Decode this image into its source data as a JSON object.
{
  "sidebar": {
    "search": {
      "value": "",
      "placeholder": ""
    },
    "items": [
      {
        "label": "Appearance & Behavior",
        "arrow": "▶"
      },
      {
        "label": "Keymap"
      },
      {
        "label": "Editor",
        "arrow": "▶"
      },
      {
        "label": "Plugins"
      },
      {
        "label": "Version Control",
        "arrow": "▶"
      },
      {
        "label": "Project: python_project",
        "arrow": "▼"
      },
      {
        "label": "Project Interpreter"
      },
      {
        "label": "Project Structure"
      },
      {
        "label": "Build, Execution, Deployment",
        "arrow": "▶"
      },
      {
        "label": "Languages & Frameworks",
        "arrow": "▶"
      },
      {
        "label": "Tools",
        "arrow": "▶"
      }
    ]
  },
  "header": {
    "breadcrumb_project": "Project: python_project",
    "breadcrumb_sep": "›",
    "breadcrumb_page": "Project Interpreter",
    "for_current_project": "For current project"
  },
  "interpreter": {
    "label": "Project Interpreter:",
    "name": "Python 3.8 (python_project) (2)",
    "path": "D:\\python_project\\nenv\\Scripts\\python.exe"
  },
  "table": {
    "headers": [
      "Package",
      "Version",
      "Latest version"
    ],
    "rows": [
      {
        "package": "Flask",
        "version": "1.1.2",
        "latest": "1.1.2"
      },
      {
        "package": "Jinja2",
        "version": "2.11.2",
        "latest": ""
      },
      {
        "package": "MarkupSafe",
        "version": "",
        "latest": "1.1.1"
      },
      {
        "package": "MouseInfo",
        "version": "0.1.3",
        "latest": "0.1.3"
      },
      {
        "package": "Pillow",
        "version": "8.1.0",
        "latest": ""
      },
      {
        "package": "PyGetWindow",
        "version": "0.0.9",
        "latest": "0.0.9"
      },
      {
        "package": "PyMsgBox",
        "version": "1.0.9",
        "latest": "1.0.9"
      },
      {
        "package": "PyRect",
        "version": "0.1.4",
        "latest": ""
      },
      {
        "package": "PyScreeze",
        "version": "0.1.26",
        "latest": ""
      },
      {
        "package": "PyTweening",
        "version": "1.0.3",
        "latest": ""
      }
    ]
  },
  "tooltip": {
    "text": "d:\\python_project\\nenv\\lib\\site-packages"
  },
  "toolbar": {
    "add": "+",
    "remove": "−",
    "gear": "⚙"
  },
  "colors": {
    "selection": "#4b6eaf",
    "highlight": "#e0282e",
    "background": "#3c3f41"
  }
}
• • •
WRITTEN TASK:
Where does the word "label" appear in the listing? List each line that holds it.

EXERCISE OUTPUT:
        "label": "Appearance & Behavior",
        "label": "Keymap"
        "label": "Editor",
        "label": "Plugins"
        "label": "Version Control",
        "label": "Project: python_project",
        "label": "Project Interpreter"
        "label": "Project Structure"
        "label": "Build, Execution, Deployment",
        "label": "Languages & Frameworks",
        "label": "Tools",
    "label": "Project Interpreter:",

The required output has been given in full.